La marcha de Guerra de una fábrica de ideas del PSOE que llevaba no poco tiempo agarrotada, entre otras cosas por la situación de provisionalidad cuando no de conflicto civil en el seno del partido, tiene no tanto que ver con la escasa capacidad de maniobra dentro de la fundación en tales condiciones, como con la idea casi obsesiva de Pedro Sánchez de cambiar los conceptos de actuación y ejercer el control total sobre una institución que ha sido clave a la hora de refrescar la materia gris del socialismo español desde que fuera creada en 1926. Me apuntaba estos días de atrás un estrechísimo colaborador de Sánchez que el ultimo y menos deseado escenario para Ferraz en unos tiempos en los que las ideas se han convertido en artículo de lujo era la reedición de otro divorcio como el consumado por el adversario de enfrente tras una etapa demasiado dilatada de desencuentros entre la FAES y Genova-13.

Tal vez sea cierto eso de que la ingratitud de los políticos con sus antecesores –sobre todo si han sido mentores– se manifiesta de forma especial en España pero el agravamiento es paradójicamente mucho mayor cuando hablamos de miembros del mismo partido. De las múltiples críticas que he escuchado sobre la pertenencia de Felipe González o de José María Aznar a consejos de administración de compañías privadas o sencillamente de su condición de asesores «pensionados» de algún magnate, las más crudas han llegado procedentes del seno de la formación donde un día reinaron. Se trata de algo común en la condición humana que vemos reflejado tanto en la política como en el mundo de la empresa. Los jarrones chinos molestan, no tanto porque no se sabe dónde ponerlos como por su papel de testigos a veces silenciosos, siempre inquietantes.

Guerra –como Felipe– cometió el error de ir un poco más allá terciando en las primarias para apoyar una candidatura que además no se demostró cómo la más idónea y eso es precisamente lo que libera a Sánchez de «matar al padre» como concepto freudiano. Sencillamente o se va o se le echa. Y resulta que aquí va con todas las de la ley.

——————————

Desafío 1: Devuelve sin cambios todas las filas, desde la primera hasta la que contiene "game-info: 斗罗大陆H5-2 新服: 动态开服", ambas incluidas.

——————————

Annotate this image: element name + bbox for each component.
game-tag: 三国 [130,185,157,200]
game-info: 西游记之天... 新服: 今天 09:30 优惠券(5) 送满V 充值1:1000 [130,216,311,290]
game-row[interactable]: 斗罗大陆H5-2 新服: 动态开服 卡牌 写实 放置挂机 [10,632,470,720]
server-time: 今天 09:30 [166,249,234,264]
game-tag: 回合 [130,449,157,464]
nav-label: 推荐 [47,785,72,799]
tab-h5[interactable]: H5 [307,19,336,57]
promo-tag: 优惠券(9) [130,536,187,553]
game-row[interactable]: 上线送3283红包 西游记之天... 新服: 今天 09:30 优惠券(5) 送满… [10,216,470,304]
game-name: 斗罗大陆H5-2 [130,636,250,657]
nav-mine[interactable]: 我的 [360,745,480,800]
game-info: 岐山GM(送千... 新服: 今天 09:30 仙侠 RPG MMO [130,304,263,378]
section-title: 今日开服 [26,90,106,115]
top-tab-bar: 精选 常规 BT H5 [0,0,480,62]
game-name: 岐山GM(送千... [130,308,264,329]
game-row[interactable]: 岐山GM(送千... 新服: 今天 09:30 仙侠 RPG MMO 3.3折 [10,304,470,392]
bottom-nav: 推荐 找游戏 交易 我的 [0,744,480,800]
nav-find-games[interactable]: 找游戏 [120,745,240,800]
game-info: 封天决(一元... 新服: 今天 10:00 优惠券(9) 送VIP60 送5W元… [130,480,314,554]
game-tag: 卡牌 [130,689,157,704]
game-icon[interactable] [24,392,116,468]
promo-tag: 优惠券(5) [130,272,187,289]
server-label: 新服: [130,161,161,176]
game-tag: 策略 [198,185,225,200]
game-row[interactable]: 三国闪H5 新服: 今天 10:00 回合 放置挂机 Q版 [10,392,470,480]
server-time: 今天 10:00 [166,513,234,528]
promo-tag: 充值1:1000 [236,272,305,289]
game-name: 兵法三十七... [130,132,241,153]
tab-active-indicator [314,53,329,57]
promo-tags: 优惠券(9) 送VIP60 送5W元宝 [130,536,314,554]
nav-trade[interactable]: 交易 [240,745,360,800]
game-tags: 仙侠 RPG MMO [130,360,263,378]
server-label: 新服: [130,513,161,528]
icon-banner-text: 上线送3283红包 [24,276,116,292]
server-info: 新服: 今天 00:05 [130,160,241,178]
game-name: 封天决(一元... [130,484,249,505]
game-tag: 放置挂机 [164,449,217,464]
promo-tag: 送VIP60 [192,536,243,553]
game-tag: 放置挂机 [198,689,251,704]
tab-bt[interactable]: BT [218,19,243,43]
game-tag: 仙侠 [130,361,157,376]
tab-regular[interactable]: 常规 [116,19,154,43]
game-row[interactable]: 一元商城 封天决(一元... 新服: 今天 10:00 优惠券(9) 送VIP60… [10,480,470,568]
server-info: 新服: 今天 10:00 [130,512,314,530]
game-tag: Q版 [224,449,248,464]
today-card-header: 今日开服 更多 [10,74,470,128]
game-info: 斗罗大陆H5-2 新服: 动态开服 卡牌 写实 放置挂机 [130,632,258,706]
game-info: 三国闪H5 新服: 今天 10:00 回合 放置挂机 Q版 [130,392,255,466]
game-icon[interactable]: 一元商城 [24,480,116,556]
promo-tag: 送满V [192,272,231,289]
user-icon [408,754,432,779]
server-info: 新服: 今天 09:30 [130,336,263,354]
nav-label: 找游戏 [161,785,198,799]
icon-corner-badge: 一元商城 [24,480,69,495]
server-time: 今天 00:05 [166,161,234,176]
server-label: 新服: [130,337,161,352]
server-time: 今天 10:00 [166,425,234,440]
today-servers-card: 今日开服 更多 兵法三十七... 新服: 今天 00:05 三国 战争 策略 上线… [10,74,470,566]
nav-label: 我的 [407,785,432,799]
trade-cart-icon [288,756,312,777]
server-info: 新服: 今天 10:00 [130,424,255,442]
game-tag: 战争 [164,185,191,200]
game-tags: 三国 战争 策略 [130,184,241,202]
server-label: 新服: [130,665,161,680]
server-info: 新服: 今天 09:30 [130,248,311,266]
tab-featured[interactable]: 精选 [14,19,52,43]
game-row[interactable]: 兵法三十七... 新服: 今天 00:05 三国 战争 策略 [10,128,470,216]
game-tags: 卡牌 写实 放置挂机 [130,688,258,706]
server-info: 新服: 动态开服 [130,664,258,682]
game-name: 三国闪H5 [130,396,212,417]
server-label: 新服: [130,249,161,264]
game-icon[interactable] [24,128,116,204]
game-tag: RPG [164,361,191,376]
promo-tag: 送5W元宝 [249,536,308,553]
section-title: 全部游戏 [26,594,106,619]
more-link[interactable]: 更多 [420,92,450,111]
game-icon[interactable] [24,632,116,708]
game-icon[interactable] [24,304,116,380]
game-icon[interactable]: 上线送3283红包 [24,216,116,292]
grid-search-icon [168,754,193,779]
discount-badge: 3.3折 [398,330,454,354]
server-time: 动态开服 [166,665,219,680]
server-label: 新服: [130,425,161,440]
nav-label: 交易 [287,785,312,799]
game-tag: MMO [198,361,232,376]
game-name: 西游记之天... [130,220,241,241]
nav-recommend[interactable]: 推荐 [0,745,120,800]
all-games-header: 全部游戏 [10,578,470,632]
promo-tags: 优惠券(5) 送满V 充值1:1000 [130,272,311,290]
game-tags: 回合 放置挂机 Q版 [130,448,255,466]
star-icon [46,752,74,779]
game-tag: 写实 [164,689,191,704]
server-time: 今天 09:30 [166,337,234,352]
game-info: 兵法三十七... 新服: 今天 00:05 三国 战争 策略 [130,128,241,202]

——————————

Desafío 2: Según el fragmento, ¿en qué año fue creada la fundación del PSOE de la que se marcha Guerra?

Respuesta completa 1:
Annotate this image: element name + bbox for each component.
game-tag: 三国 [130,185,157,200]
game-info: 西游记之天... 新服: 今天 09:30 优惠券(5) 送满V 充值1:1000 [130,216,311,290]
game-row[interactable]: 斗罗大陆H5-2 新服: 动态开服 卡牌 写实 放置挂机 [10,632,470,720]
server-time: 今天 09:30 [166,249,234,264]
game-tag: 回合 [130,449,157,464]
nav-label: 推荐 [47,785,72,799]
tab-h5[interactable]: H5 [307,19,336,57]
promo-tag: 优惠券(9) [130,536,187,553]
game-row[interactable]: 上线送3283红包 西游记之天... 新服: 今天 09:30 优惠券(5) 送满… [10,216,470,304]
game-name: 斗罗大陆H5-2 [130,636,250,657]
nav-mine[interactable]: 我的 [360,745,480,800]
game-info: 岐山GM(送千... 新服: 今天 09:30 仙侠 RPG MMO [130,304,263,378]
section-title: 今日开服 [26,90,106,115]
top-tab-bar: 精选 常规 BT H5 [0,0,480,62]
game-name: 岐山GM(送千... [130,308,264,329]
game-row[interactable]: 岐山GM(送千... 新服: 今天 09:30 仙侠 RPG MMO 3.3折 [10,304,470,392]
bottom-nav: 推荐 找游戏 交易 我的 [0,744,480,800]
nav-find-games[interactable]: 找游戏 [120,745,240,800]
game-info: 封天决(一元... 新服: 今天 10:00 优惠券(9) 送VIP60 送5W元… [130,480,314,554]
game-tag: 卡牌 [130,689,157,704]
game-icon[interactable] [24,392,116,468]
promo-tag: 优惠券(5) [130,272,187,289]
server-label: 新服: [130,161,161,176]
game-tag: 策略 [198,185,225,200]
game-row[interactable]: 三国闪H5 新服: 今天 10:00 回合 放置挂机 Q版 [10,392,470,480]
server-time: 今天 10:00 [166,513,234,528]
promo-tag: 充值1:1000 [236,272,305,289]
game-name: 兵法三十七... [130,132,241,153]
tab-active-indicator [314,53,329,57]
promo-tags: 优惠券(9) 送VIP60 送5W元宝 [130,536,314,554]
nav-trade[interactable]: 交易 [240,745,360,800]
game-tags: 仙侠 RPG MMO [130,360,263,378]
server-label: 新服: [130,513,161,528]
icon-banner-text: 上线送3283红包 [24,276,116,292]
server-info: 新服: 今天 00:05 [130,160,241,178]
game-name: 封天决(一元... [130,484,249,505]
game-tag: 放置挂机 [164,449,217,464]
promo-tag: 送VIP60 [192,536,243,553]
game-tag: 放置挂机 [198,689,251,704]
tab-bt[interactable]: BT [218,19,243,43]
game-tag: 仙侠 [130,361,157,376]
tab-regular[interactable]: 常规 [116,19,154,43]
game-row[interactable]: 一元商城 封天决(一元... 新服: 今天 10:00 优惠券(9) 送VIP60… [10,480,470,568]
server-info: 新服: 今天 10:00 [130,512,314,530]
game-tag: Q版 [224,449,248,464]
today-card-header: 今日开服 更多 [10,74,470,128]
game-info: 斗罗大陆H5-2 新服: 动态开服 卡牌 写实 放置挂机 [130,632,258,706]

Respuesta completa 2: En 1926.